-- Raw data --
——
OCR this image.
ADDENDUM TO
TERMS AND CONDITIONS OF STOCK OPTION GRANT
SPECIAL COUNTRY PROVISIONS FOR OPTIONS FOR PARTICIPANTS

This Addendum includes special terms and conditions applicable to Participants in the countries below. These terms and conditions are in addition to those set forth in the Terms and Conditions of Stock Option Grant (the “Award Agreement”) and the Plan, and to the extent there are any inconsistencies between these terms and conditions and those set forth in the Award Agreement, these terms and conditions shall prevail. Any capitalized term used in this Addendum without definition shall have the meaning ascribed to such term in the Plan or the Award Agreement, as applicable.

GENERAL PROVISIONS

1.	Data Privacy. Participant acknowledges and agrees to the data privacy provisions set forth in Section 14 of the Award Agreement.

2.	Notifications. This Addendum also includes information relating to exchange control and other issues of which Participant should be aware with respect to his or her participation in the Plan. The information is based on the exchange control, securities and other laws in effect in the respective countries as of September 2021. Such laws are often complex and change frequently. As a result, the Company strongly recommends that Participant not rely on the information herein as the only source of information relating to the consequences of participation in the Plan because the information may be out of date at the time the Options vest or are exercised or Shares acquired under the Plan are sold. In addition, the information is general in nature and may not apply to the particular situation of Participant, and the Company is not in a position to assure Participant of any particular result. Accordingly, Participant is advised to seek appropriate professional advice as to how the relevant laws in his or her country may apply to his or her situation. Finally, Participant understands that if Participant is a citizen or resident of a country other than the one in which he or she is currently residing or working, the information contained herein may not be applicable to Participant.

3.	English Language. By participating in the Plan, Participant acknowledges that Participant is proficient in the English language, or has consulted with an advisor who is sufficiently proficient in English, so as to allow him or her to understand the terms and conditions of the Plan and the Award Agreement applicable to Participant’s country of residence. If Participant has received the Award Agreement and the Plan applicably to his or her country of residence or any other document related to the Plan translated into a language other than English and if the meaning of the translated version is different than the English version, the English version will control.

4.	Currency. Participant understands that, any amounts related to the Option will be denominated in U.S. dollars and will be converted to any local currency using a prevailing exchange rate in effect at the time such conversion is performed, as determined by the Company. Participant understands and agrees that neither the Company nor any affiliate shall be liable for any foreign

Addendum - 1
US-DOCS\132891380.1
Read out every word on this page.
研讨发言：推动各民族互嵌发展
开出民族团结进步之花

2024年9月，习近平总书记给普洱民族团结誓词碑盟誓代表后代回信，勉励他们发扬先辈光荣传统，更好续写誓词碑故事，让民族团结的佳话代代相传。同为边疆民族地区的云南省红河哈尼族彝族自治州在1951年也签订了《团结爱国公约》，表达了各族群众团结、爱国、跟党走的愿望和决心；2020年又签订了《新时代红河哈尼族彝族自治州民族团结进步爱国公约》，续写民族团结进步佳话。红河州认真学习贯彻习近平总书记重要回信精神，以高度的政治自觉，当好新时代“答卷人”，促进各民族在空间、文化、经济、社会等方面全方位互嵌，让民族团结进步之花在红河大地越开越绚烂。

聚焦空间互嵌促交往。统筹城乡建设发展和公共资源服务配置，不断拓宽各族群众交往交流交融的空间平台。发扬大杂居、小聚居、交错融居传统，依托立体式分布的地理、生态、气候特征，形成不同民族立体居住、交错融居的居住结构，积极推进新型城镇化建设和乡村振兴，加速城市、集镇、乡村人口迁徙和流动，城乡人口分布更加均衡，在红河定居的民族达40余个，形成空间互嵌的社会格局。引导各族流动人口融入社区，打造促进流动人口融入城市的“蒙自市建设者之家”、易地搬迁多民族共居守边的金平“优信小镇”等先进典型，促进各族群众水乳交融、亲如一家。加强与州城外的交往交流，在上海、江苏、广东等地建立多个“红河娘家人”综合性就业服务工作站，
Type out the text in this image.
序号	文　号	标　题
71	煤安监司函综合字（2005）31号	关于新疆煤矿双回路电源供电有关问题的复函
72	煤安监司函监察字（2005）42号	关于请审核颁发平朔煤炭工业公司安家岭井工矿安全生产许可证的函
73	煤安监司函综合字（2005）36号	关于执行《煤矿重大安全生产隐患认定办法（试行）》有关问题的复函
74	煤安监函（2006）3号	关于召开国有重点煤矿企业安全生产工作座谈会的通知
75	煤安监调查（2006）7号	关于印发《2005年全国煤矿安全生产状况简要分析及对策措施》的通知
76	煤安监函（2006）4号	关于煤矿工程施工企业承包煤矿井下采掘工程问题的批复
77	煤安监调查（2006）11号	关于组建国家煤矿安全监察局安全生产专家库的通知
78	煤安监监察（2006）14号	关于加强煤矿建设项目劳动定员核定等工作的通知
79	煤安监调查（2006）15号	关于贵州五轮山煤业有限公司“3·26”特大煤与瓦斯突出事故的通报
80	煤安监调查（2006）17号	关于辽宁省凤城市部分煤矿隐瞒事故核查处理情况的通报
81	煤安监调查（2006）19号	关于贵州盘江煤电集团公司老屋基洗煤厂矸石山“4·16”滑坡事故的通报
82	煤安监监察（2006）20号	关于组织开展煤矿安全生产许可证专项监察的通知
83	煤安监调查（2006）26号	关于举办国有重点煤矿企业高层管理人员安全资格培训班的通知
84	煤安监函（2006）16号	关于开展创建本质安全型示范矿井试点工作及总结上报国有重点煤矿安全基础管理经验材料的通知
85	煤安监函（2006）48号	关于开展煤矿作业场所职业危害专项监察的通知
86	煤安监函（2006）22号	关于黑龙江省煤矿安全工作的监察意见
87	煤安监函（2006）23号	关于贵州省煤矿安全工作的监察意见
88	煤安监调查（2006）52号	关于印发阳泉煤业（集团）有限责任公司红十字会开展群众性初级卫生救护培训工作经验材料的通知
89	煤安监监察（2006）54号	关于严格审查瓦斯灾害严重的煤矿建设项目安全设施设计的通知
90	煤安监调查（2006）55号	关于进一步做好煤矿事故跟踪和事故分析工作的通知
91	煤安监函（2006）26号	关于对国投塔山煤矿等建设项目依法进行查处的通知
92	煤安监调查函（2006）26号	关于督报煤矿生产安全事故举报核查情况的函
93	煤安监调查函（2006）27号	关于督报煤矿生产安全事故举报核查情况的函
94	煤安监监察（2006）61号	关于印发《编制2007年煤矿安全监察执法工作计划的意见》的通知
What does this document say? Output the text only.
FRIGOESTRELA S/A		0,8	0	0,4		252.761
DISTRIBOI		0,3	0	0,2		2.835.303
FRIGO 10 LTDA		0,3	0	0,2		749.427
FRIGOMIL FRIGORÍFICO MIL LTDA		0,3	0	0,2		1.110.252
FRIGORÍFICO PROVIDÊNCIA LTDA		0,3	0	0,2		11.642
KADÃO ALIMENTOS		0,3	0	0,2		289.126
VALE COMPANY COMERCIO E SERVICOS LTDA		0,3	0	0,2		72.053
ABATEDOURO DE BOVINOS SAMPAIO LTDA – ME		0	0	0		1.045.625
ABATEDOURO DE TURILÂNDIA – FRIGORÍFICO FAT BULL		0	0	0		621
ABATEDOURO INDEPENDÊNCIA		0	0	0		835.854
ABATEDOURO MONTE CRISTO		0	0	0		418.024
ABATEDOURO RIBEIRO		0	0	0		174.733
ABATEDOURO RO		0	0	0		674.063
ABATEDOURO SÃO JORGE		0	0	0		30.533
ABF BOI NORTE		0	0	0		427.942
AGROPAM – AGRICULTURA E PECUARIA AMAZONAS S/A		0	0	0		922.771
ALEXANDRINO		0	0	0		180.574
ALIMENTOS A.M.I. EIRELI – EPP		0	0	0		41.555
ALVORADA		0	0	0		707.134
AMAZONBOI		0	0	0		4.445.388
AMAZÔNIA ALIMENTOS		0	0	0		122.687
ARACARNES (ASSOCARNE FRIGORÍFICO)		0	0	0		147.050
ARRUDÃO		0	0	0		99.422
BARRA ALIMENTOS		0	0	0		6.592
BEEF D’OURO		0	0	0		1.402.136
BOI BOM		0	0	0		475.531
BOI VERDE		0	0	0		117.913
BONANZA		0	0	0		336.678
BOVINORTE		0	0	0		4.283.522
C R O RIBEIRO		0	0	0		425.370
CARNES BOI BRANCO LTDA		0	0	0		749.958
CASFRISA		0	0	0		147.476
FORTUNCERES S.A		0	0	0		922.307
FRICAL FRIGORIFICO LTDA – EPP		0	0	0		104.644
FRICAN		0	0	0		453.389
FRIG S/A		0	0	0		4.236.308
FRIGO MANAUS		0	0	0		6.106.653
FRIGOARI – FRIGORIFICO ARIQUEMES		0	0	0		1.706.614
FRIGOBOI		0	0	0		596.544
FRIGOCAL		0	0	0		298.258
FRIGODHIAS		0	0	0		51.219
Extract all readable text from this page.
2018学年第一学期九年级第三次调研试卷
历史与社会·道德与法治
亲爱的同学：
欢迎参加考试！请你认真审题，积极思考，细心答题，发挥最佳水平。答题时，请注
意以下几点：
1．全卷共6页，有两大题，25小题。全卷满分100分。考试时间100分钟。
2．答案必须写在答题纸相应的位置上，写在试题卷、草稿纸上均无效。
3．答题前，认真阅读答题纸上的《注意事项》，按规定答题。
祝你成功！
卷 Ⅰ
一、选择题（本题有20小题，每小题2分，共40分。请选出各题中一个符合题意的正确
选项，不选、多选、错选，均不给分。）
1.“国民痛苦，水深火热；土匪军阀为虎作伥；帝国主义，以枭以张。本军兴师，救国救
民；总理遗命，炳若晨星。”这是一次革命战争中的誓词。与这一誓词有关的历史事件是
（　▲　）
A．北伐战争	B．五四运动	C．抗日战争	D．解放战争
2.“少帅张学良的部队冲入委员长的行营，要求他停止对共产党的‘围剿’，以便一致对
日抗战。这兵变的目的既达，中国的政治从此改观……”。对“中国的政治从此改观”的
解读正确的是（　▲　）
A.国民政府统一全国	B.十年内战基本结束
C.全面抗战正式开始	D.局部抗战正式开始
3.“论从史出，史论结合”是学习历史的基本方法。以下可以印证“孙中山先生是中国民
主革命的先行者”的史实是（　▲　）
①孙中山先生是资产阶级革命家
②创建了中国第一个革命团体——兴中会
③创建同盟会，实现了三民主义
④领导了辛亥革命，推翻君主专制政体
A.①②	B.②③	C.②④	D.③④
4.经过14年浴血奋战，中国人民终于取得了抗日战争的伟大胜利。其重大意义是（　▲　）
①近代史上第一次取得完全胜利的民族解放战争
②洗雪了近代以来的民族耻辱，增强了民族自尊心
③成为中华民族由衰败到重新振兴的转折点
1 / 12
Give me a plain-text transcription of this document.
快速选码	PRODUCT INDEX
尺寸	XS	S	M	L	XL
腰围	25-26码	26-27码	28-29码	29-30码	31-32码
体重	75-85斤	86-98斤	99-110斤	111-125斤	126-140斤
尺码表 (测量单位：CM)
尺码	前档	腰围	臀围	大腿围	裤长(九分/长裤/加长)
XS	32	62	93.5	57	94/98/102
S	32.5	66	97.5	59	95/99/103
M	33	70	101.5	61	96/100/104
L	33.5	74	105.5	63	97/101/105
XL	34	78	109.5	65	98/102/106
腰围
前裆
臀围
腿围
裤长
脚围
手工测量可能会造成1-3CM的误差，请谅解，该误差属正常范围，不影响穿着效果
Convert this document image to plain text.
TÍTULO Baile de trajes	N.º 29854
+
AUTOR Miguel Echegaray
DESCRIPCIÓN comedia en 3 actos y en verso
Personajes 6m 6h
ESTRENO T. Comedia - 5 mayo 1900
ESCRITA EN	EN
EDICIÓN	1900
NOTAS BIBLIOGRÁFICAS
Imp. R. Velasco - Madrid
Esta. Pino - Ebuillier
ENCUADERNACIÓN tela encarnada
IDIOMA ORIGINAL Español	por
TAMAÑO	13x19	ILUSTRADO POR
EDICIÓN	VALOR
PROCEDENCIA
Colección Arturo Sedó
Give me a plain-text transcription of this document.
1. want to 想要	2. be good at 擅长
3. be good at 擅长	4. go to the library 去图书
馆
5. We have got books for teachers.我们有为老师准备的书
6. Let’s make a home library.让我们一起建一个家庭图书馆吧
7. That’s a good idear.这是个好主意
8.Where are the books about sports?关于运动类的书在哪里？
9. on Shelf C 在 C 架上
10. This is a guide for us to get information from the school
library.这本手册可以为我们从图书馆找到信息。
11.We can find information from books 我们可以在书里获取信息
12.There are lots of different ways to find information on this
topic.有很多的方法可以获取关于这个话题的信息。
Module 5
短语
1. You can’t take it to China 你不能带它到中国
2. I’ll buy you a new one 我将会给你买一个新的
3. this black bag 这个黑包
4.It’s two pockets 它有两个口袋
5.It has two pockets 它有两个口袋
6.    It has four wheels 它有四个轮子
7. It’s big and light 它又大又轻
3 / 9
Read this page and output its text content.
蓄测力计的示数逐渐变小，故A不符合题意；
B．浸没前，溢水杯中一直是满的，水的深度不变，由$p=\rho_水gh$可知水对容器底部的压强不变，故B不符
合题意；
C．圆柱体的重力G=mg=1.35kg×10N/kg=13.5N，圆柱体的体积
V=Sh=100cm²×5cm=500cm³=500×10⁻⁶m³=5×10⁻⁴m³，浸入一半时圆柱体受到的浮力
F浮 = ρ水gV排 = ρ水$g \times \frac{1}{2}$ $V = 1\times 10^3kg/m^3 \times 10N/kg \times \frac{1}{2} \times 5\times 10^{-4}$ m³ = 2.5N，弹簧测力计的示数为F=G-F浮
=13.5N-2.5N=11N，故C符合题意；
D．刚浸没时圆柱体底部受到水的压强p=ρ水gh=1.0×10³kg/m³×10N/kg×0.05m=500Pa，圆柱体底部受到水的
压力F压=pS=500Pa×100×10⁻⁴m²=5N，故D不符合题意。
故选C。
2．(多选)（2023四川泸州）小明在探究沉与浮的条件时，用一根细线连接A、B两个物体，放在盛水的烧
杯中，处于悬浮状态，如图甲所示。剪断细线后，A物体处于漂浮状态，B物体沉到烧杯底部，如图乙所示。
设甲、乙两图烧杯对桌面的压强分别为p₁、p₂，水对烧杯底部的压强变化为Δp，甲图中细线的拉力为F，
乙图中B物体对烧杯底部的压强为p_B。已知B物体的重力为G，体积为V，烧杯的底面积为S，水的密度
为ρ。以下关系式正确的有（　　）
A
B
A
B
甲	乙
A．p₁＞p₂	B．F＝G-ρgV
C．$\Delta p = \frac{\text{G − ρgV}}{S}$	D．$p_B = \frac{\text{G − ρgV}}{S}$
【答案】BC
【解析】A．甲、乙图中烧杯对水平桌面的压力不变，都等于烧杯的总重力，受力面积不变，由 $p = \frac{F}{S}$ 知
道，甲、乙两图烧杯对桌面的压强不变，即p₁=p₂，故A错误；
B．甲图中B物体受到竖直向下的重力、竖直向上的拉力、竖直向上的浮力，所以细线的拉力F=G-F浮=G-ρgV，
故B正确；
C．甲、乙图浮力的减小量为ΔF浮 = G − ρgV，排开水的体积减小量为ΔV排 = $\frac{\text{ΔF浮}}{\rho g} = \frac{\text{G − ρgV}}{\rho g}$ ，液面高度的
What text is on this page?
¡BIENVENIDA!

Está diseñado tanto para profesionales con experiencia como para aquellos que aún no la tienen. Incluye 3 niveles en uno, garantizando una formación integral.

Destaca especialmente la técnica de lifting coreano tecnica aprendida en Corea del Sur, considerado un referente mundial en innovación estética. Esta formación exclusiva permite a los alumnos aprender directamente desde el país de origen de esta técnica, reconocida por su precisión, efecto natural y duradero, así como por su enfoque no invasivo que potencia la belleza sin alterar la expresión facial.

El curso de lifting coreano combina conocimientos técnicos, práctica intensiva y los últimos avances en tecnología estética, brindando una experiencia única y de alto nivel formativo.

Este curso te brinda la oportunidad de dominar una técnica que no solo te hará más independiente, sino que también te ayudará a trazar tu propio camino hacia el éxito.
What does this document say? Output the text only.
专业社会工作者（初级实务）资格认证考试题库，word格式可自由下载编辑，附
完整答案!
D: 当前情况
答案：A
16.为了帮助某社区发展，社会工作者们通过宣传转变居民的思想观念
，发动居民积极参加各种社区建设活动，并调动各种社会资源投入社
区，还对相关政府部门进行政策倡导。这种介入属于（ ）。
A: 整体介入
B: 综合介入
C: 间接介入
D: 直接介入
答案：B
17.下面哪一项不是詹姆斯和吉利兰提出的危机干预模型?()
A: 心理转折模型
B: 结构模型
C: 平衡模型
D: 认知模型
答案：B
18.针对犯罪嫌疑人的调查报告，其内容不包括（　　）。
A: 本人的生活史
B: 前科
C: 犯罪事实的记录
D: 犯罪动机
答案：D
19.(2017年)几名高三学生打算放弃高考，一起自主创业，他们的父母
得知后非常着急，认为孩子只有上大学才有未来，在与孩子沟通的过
——
-- The request --
Find and copy each line above that includes the string "books".

-- The solution --
5. We have got books for teachers.我们有为老师准备的书
8.Where are the books about sports?关于运动类的书在哪里？
11.We can find information from books 我们可以在书里获取信息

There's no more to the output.